**** Given information ****

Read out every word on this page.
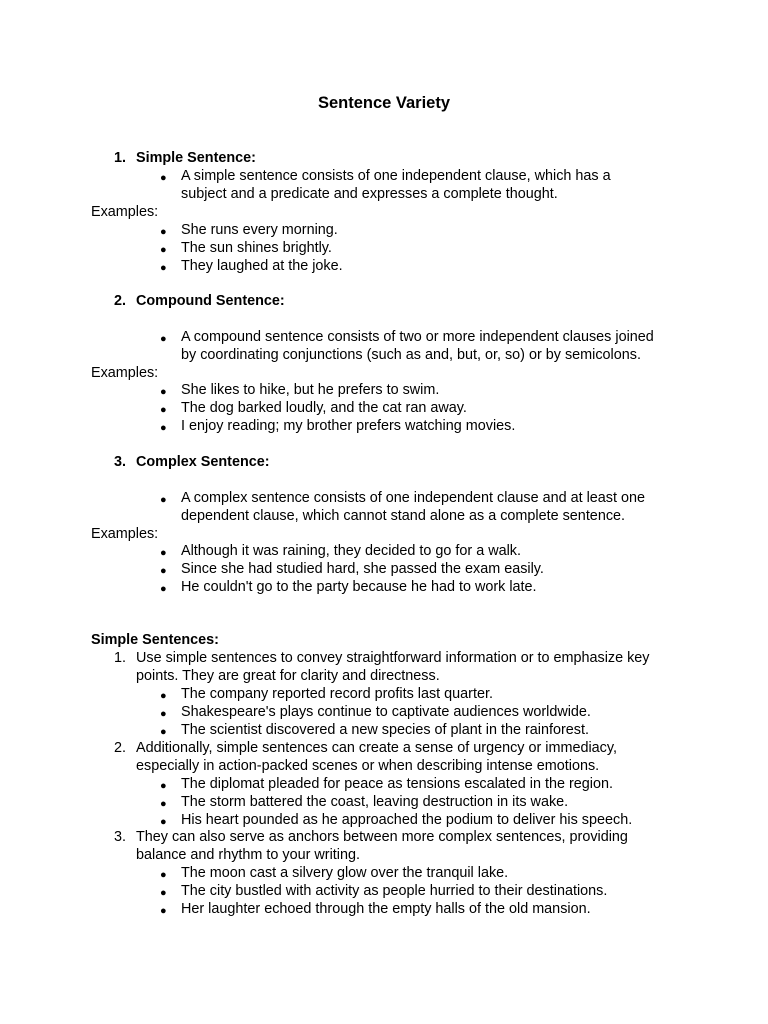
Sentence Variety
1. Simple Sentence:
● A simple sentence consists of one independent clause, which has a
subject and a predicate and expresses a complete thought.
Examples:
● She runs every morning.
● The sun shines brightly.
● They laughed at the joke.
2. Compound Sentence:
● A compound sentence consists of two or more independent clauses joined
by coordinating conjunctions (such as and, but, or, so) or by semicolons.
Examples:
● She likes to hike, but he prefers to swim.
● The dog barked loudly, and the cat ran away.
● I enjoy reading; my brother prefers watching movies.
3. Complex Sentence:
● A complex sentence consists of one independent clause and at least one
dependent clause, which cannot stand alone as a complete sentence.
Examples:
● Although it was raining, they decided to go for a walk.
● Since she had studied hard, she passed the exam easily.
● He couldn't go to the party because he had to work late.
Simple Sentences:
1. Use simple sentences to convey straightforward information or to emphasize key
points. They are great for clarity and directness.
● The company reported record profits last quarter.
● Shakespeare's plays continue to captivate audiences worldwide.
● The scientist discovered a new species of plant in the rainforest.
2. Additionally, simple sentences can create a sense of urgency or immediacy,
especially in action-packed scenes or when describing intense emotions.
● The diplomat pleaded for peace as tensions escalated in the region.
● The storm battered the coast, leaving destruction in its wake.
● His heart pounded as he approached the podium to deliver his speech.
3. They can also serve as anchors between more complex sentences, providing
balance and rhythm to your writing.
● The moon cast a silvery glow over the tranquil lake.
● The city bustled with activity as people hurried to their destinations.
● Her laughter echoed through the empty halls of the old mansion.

****

* **Objective**: Make an exact copy of the data above, pictures excluded.

* **Answer to this exercise**:
Read out every word on this page.
Sentence Variety
1. Simple Sentence:
● A simple sentence consists of one independent clause, which has a
subject and a predicate and expresses a complete thought.
Examples:
● She runs every morning.
● The sun shines brightly.
● They laughed at the joke.
2. Compound Sentence:
● A compound sentence consists of two or more independent clauses joined
by coordinating conjunctions (such as and, but, or, so) or by semicolons.
Examples:
● She likes to hike, but he prefers to swim.
● The dog barked loudly, and the cat ran away.
● I enjoy reading; my brother prefers watching movies.
3. Complex Sentence:
● A complex sentence consists of one independent clause and at least one
dependent clause, which cannot stand alone as a complete sentence.
Examples:
● Although it was raining, they decided to go for a walk.
● Since she had studied hard, she passed the exam easily.
● He couldn't go to the party because he had to work late.
Simple Sentences:
1. Use simple sentences to convey straightforward information or to emphasize key
points. They are great for clarity and directness.
● The company reported record profits last quarter.
● Shakespeare's plays continue to captivate audiences worldwide.
● The scientist discovered a new species of plant in the rainforest.
2. Additionally, simple sentences can create a sense of urgency or immediacy,
especially in action-packed scenes or when describing intense emotions.
● The diplomat pleaded for peace as tensions escalated in the region.
● The storm battered the coast, leaving destruction in its wake.
● His heart pounded as he approached the podium to deliver his speech.
3. They can also serve as anchors between more complex sentences, providing
balance and rhythm to your writing.
● The moon cast a silvery glow over the tranquil lake.
● The city bustled with activity as people hurried to their destinations.
● Her laughter echoed through the empty halls of the old mansion.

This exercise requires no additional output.